_Given request_
Please transcribe the data below exactly. Leave the pictures out.
----
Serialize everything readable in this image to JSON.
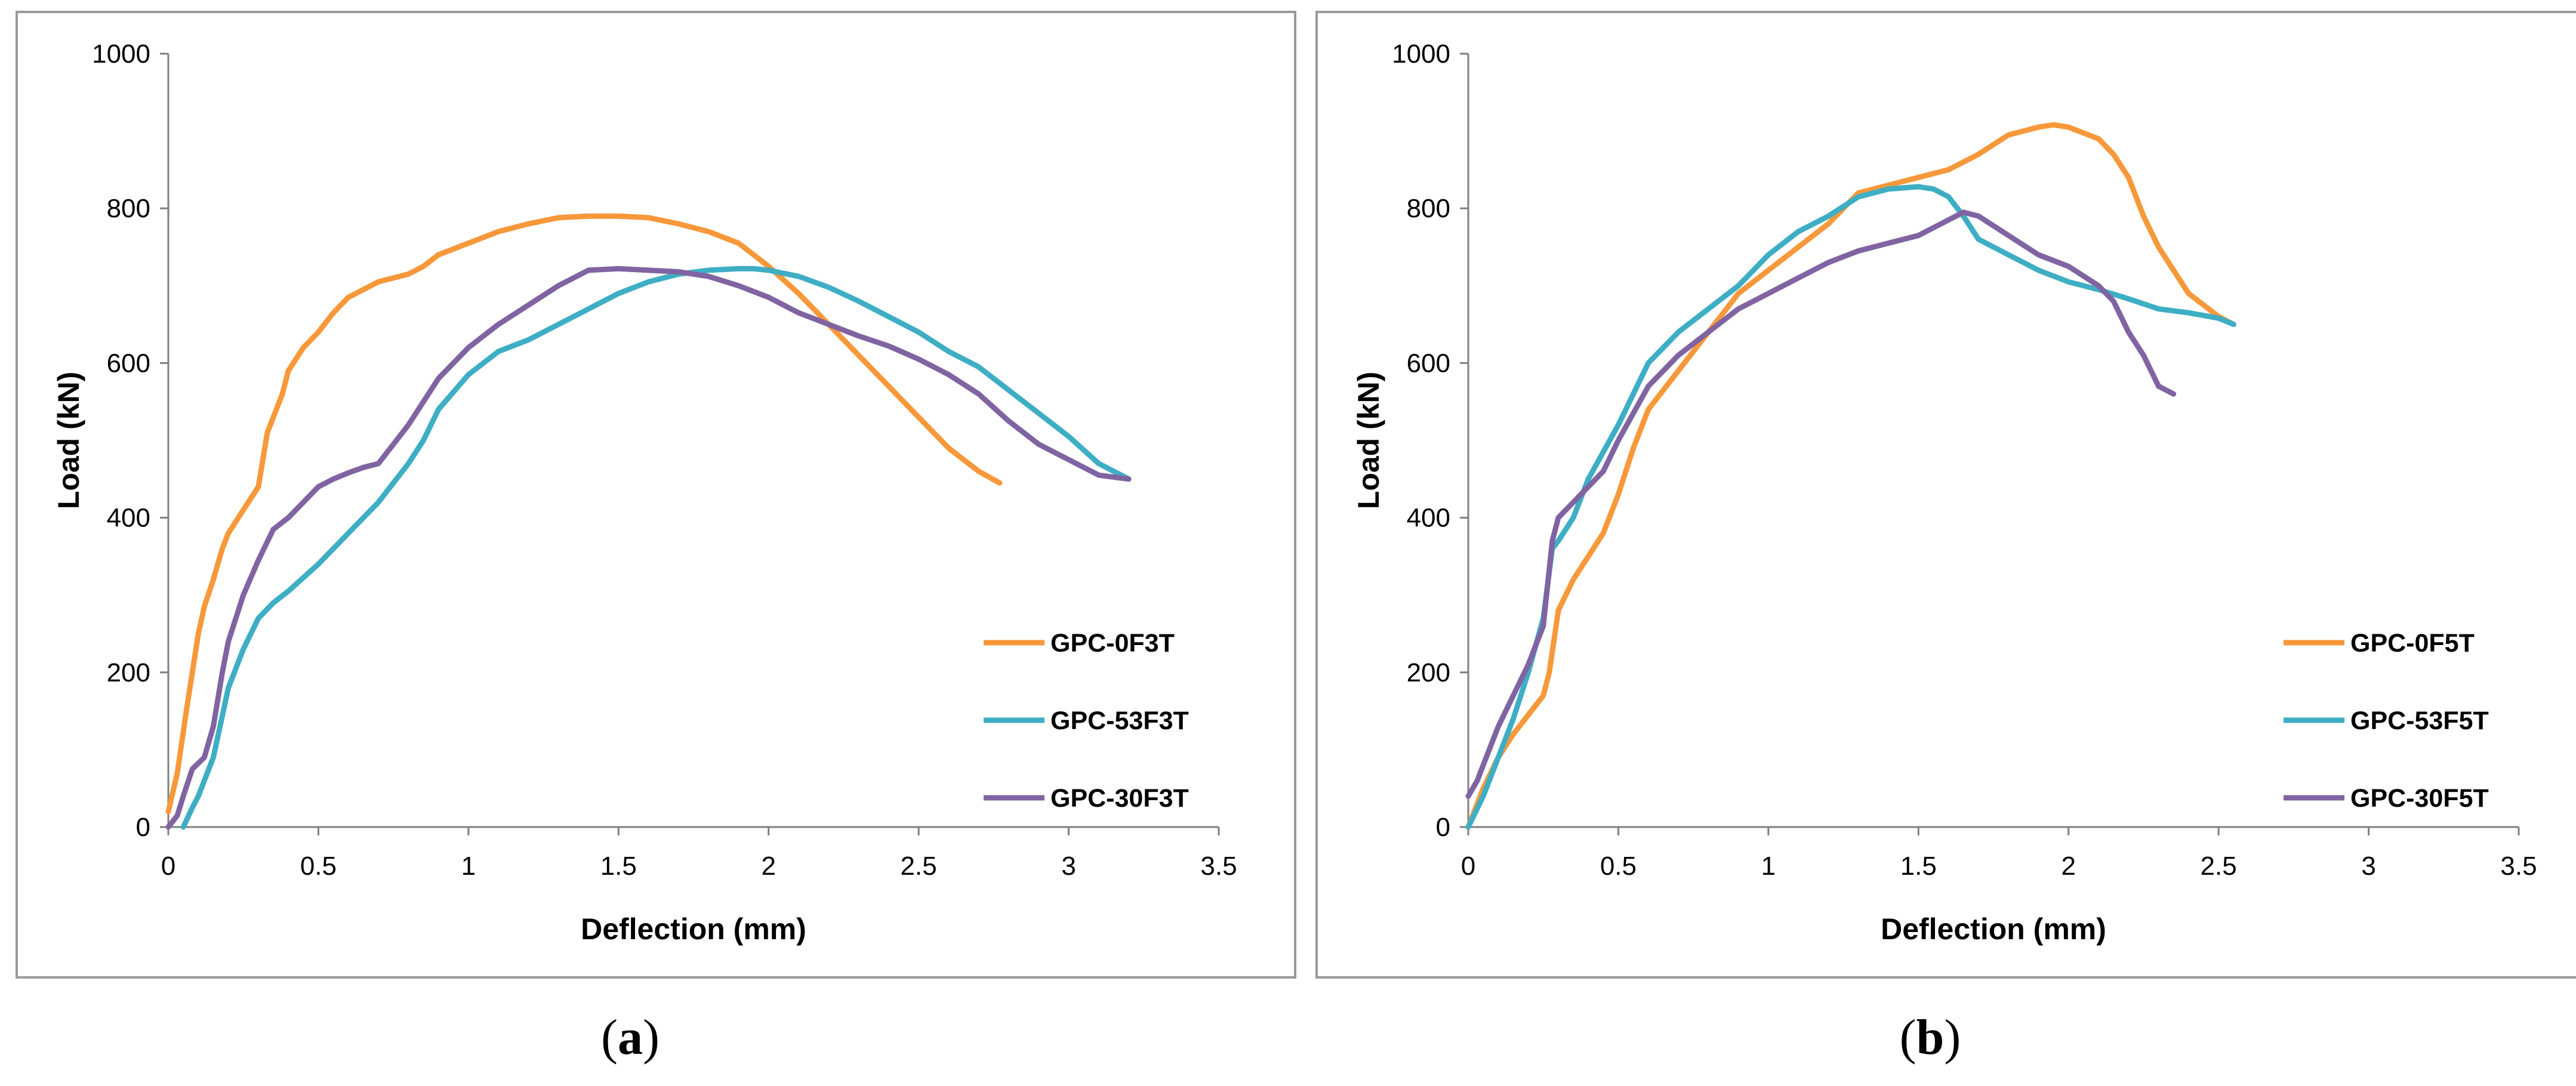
{
  "chart_data": [
    {
      "type": "line",
      "panel_label": "a",
      "xlabel": "Deflection (mm)",
      "ylabel": "Load (kN)",
      "xlim": [
        0,
        3.5
      ],
      "ylim": [
        0,
        1000
      ],
      "x_ticks": [
        "0",
        "0.5",
        "1",
        "1.5",
        "2",
        "2.5",
        "3",
        "3.5"
      ],
      "y_ticks": [
        "0",
        "200",
        "400",
        "600",
        "800",
        "1000"
      ],
      "grid": false,
      "legend_position": "right-middle",
      "series": [
        {
          "name": "GPC-0F3T",
          "color": "#f7983a",
          "x": [
            0,
            0.03,
            0.06,
            0.1,
            0.12,
            0.15,
            0.18,
            0.2,
            0.25,
            0.3,
            0.33,
            0.38,
            0.4,
            0.45,
            0.5,
            0.55,
            0.6,
            0.7,
            0.8,
            0.85,
            0.9,
            1.0,
            1.1,
            1.2,
            1.3,
            1.4,
            1.5,
            1.6,
            1.7,
            1.8,
            1.9,
            2.0,
            2.1,
            2.2,
            2.3,
            2.4,
            2.5,
            2.6,
            2.7,
            2.77
          ],
          "y": [
            20,
            70,
            150,
            250,
            285,
            320,
            360,
            380,
            410,
            440,
            510,
            560,
            590,
            620,
            640,
            665,
            685,
            705,
            715,
            725,
            740,
            755,
            770,
            780,
            788,
            790,
            790,
            788,
            780,
            770,
            755,
            725,
            690,
            650,
            610,
            570,
            530,
            490,
            460,
            445
          ]
        },
        {
          "name": "GPC-53F3T",
          "color": "#3eaec4",
          "x": [
            0.05,
            0.08,
            0.1,
            0.15,
            0.2,
            0.25,
            0.3,
            0.35,
            0.4,
            0.5,
            0.6,
            0.7,
            0.8,
            0.85,
            0.9,
            1.0,
            1.1,
            1.2,
            1.3,
            1.4,
            1.5,
            1.6,
            1.7,
            1.8,
            1.9,
            1.95,
            2.0,
            2.1,
            2.2,
            2.3,
            2.4,
            2.5,
            2.6,
            2.7,
            2.8,
            2.9,
            3.0,
            3.1,
            3.2
          ],
          "y": [
            0,
            25,
            40,
            90,
            180,
            230,
            270,
            290,
            305,
            340,
            380,
            420,
            470,
            500,
            540,
            585,
            615,
            630,
            650,
            670,
            690,
            705,
            715,
            720,
            722,
            722,
            720,
            712,
            698,
            680,
            660,
            640,
            615,
            595,
            565,
            535,
            505,
            470,
            450
          ]
        },
        {
          "name": "GPC-30F3T",
          "color": "#8064a2",
          "x": [
            0,
            0.03,
            0.05,
            0.08,
            0.12,
            0.15,
            0.18,
            0.2,
            0.25,
            0.3,
            0.35,
            0.4,
            0.45,
            0.5,
            0.55,
            0.6,
            0.65,
            0.7,
            0.8,
            0.9,
            1.0,
            1.1,
            1.2,
            1.3,
            1.4,
            1.5,
            1.6,
            1.7,
            1.8,
            1.9,
            2.0,
            2.1,
            2.2,
            2.3,
            2.4,
            2.5,
            2.6,
            2.7,
            2.8,
            2.9,
            3.0,
            3.1,
            3.2
          ],
          "y": [
            0,
            15,
            40,
            75,
            90,
            130,
            200,
            240,
            300,
            345,
            385,
            400,
            420,
            440,
            450,
            458,
            465,
            470,
            520,
            580,
            620,
            650,
            675,
            700,
            720,
            722,
            720,
            718,
            712,
            700,
            685,
            665,
            650,
            635,
            622,
            605,
            585,
            560,
            525,
            495,
            475,
            455,
            450
          ]
        }
      ]
    },
    {
      "type": "line",
      "panel_label": "b",
      "xlabel": "Deflection (mm)",
      "ylabel": "Load (kN)",
      "xlim": [
        0,
        3.5
      ],
      "ylim": [
        0,
        1000
      ],
      "x_ticks": [
        "0",
        "0.5",
        "1",
        "1.5",
        "2",
        "2.5",
        "3",
        "3.5"
      ],
      "y_ticks": [
        "0",
        "200",
        "400",
        "600",
        "800",
        "1000"
      ],
      "grid": false,
      "legend_position": "right-middle",
      "series": [
        {
          "name": "GPC-0F5T",
          "color": "#f7983a",
          "x": [
            0,
            0.05,
            0.1,
            0.15,
            0.2,
            0.25,
            0.27,
            0.3,
            0.35,
            0.4,
            0.45,
            0.5,
            0.55,
            0.6,
            0.7,
            0.8,
            0.9,
            1.0,
            1.1,
            1.2,
            1.3,
            1.4,
            1.5,
            1.6,
            1.7,
            1.8,
            1.9,
            1.95,
            2.0,
            2.1,
            2.15,
            2.2,
            2.25,
            2.3,
            2.35,
            2.4,
            2.5,
            2.55
          ],
          "y": [
            0,
            50,
            90,
            120,
            145,
            170,
            200,
            280,
            320,
            350,
            380,
            430,
            490,
            540,
            590,
            640,
            690,
            720,
            750,
            780,
            820,
            830,
            840,
            850,
            870,
            895,
            905,
            908,
            905,
            890,
            870,
            840,
            790,
            750,
            720,
            690,
            660,
            650
          ]
        },
        {
          "name": "GPC-53F5T",
          "color": "#3eaec4",
          "x": [
            0,
            0.05,
            0.1,
            0.15,
            0.2,
            0.25,
            0.28,
            0.3,
            0.35,
            0.4,
            0.5,
            0.6,
            0.7,
            0.8,
            0.9,
            1.0,
            1.1,
            1.2,
            1.3,
            1.4,
            1.5,
            1.55,
            1.6,
            1.65,
            1.7,
            1.8,
            1.9,
            2.0,
            2.1,
            2.2,
            2.3,
            2.4,
            2.5,
            2.55
          ],
          "y": [
            0,
            40,
            90,
            140,
            200,
            270,
            360,
            370,
            400,
            450,
            520,
            600,
            640,
            670,
            700,
            740,
            770,
            790,
            815,
            825,
            828,
            825,
            815,
            790,
            760,
            740,
            720,
            705,
            695,
            683,
            670,
            665,
            658,
            650
          ]
        },
        {
          "name": "GPC-30F5T",
          "color": "#8064a2",
          "x": [
            0,
            0.03,
            0.05,
            0.1,
            0.15,
            0.2,
            0.25,
            0.28,
            0.3,
            0.35,
            0.4,
            0.45,
            0.5,
            0.6,
            0.7,
            0.8,
            0.9,
            1.0,
            1.1,
            1.2,
            1.3,
            1.4,
            1.5,
            1.6,
            1.65,
            1.7,
            1.8,
            1.9,
            2.0,
            2.1,
            2.15,
            2.2,
            2.25,
            2.3,
            2.35
          ],
          "y": [
            40,
            60,
            80,
            130,
            170,
            210,
            260,
            370,
            400,
            420,
            440,
            460,
            500,
            570,
            610,
            640,
            670,
            690,
            710,
            730,
            745,
            755,
            765,
            785,
            795,
            790,
            765,
            740,
            725,
            700,
            680,
            640,
            610,
            570,
            560
          ]
        }
      ]
    }
  ],
  "captions": {
    "a": "a",
    "b": "b"
  }
}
----
_Worked solution_
Serialize everything readable in this image to JSON.
{
  "chart_data": [
    {
      "type": "line",
      "panel_label": "a",
      "xlabel": "Deflection (mm)",
      "ylabel": "Load (kN)",
      "xlim": [
        0,
        3.5
      ],
      "ylim": [
        0,
        1000
      ],
      "x_ticks": [
        "0",
        "0.5",
        "1",
        "1.5",
        "2",
        "2.5",
        "3",
        "3.5"
      ],
      "y_ticks": [
        "0",
        "200",
        "400",
        "600",
        "800",
        "1000"
      ],
      "grid": false,
      "legend_position": "right-middle",
      "series": [
        {
          "name": "GPC-0F3T",
          "color": "#f7983a",
          "x": [
            0,
            0.03,
            0.06,
            0.1,
            0.12,
            0.15,
            0.18,
            0.2,
            0.25,
            0.3,
            0.33,
            0.38,
            0.4,
            0.45,
            0.5,
            0.55,
            0.6,
            0.7,
            0.8,
            0.85,
            0.9,
            1.0,
            1.1,
            1.2,
            1.3,
            1.4,
            1.5,
            1.6,
            1.7,
            1.8,
            1.9,
            2.0,
            2.1,
            2.2,
            2.3,
            2.4,
            2.5,
            2.6,
            2.7,
            2.77
          ],
          "y": [
            20,
            70,
            150,
            250,
            285,
            320,
            360,
            380,
            410,
            440,
            510,
            560,
            590,
            620,
            640,
            665,
            685,
            705,
            715,
            725,
            740,
            755,
            770,
            780,
            788,
            790,
            790,
            788,
            780,
            770,
            755,
            725,
            690,
            650,
            610,
            570,
            530,
            490,
            460,
            445
          ]
        },
        {
          "name": "GPC-53F3T",
          "color": "#3eaec4",
          "x": [
            0.05,
            0.08,
            0.1,
            0.15,
            0.2,
            0.25,
            0.3,
            0.35,
            0.4,
            0.5,
            0.6,
            0.7,
            0.8,
            0.85,
            0.9,
            1.0,
            1.1,
            1.2,
            1.3,
            1.4,
            1.5,
            1.6,
            1.7,
            1.8,
            1.9,
            1.95,
            2.0,
            2.1,
            2.2,
            2.3,
            2.4,
            2.5,
            2.6,
            2.7,
            2.8,
            2.9,
            3.0,
            3.1,
            3.2
          ],
          "y": [
            0,
            25,
            40,
            90,
            180,
            230,
            270,
            290,
            305,
            340,
            380,
            420,
            470,
            500,
            540,
            585,
            615,
            630,
            650,
            670,
            690,
            705,
            715,
            720,
            722,
            722,
            720,
            712,
            698,
            680,
            660,
            640,
            615,
            595,
            565,
            535,
            505,
            470,
            450
          ]
        },
        {
          "name": "GPC-30F3T",
          "color": "#8064a2",
          "x": [
            0,
            0.03,
            0.05,
            0.08,
            0.12,
            0.15,
            0.18,
            0.2,
            0.25,
            0.3,
            0.35,
            0.4,
            0.45,
            0.5,
            0.55,
            0.6,
            0.65,
            0.7,
            0.8,
            0.9,
            1.0,
            1.1,
            1.2,
            1.3,
            1.4,
            1.5,
            1.6,
            1.7,
            1.8,
            1.9,
            2.0,
            2.1,
            2.2,
            2.3,
            2.4,
            2.5,
            2.6,
            2.7,
            2.8,
            2.9,
            3.0,
            3.1,
            3.2
          ],
          "y": [
            0,
            15,
            40,
            75,
            90,
            130,
            200,
            240,
            300,
            345,
            385,
            400,
            420,
            440,
            450,
            458,
            465,
            470,
            520,
            580,
            620,
            650,
            675,
            700,
            720,
            722,
            720,
            718,
            712,
            700,
            685,
            665,
            650,
            635,
            622,
            605,
            585,
            560,
            525,
            495,
            475,
            455,
            450
          ]
        }
      ]
    },
    {
      "type": "line",
      "panel_label": "b",
      "xlabel": "Deflection (mm)",
      "ylabel": "Load (kN)",
      "xlim": [
        0,
        3.5
      ],
      "ylim": [
        0,
        1000
      ],
      "x_ticks": [
        "0",
        "0.5",
        "1",
        "1.5",
        "2",
        "2.5",
        "3",
        "3.5"
      ],
      "y_ticks": [
        "0",
        "200",
        "400",
        "600",
        "800",
        "1000"
      ],
      "grid": false,
      "legend_position": "right-middle",
      "series": [
        {
          "name": "GPC-0F5T",
          "color": "#f7983a",
          "x": [
            0,
            0.05,
            0.1,
            0.15,
            0.2,
            0.25,
            0.27,
            0.3,
            0.35,
            0.4,
            0.45,
            0.5,
            0.55,
            0.6,
            0.7,
            0.8,
            0.9,
            1.0,
            1.1,
            1.2,
            1.3,
            1.4,
            1.5,
            1.6,
            1.7,
            1.8,
            1.9,
            1.95,
            2.0,
            2.1,
            2.15,
            2.2,
            2.25,
            2.3,
            2.35,
            2.4,
            2.5,
            2.55
          ],
          "y": [
            0,
            50,
            90,
            120,
            145,
            170,
            200,
            280,
            320,
            350,
            380,
            430,
            490,
            540,
            590,
            640,
            690,
            720,
            750,
            780,
            820,
            830,
            840,
            850,
            870,
            895,
            905,
            908,
            905,
            890,
            870,
            840,
            790,
            750,
            720,
            690,
            660,
            650
          ]
        },
        {
          "name": "GPC-53F5T",
          "color": "#3eaec4",
          "x": [
            0,
            0.05,
            0.1,
            0.15,
            0.2,
            0.25,
            0.28,
            0.3,
            0.35,
            0.4,
            0.5,
            0.6,
            0.7,
            0.8,
            0.9,
            1.0,
            1.1,
            1.2,
            1.3,
            1.4,
            1.5,
            1.55,
            1.6,
            1.65,
            1.7,
            1.8,
            1.9,
            2.0,
            2.1,
            2.2,
            2.3,
            2.4,
            2.5,
            2.55
          ],
          "y": [
            0,
            40,
            90,
            140,
            200,
            270,
            360,
            370,
            400,
            450,
            520,
            600,
            640,
            670,
            700,
            740,
            770,
            790,
            815,
            825,
            828,
            825,
            815,
            790,
            760,
            740,
            720,
            705,
            695,
            683,
            670,
            665,
            658,
            650
          ]
        },
        {
          "name": "GPC-30F5T",
          "color": "#8064a2",
          "x": [
            0,
            0.03,
            0.05,
            0.1,
            0.15,
            0.2,
            0.25,
            0.28,
            0.3,
            0.35,
            0.4,
            0.45,
            0.5,
            0.6,
            0.7,
            0.8,
            0.9,
            1.0,
            1.1,
            1.2,
            1.3,
            1.4,
            1.5,
            1.6,
            1.65,
            1.7,
            1.8,
            1.9,
            2.0,
            2.1,
            2.15,
            2.2,
            2.25,
            2.3,
            2.35
          ],
          "y": [
            40,
            60,
            80,
            130,
            170,
            210,
            260,
            370,
            400,
            420,
            440,
            460,
            500,
            570,
            610,
            640,
            670,
            690,
            710,
            730,
            745,
            755,
            765,
            785,
            795,
            790,
            765,
            740,
            725,
            700,
            680,
            640,
            610,
            570,
            560
          ]
        }
      ]
    }
  ],
  "captions": {
    "a": "a",
    "b": "b"
  }
}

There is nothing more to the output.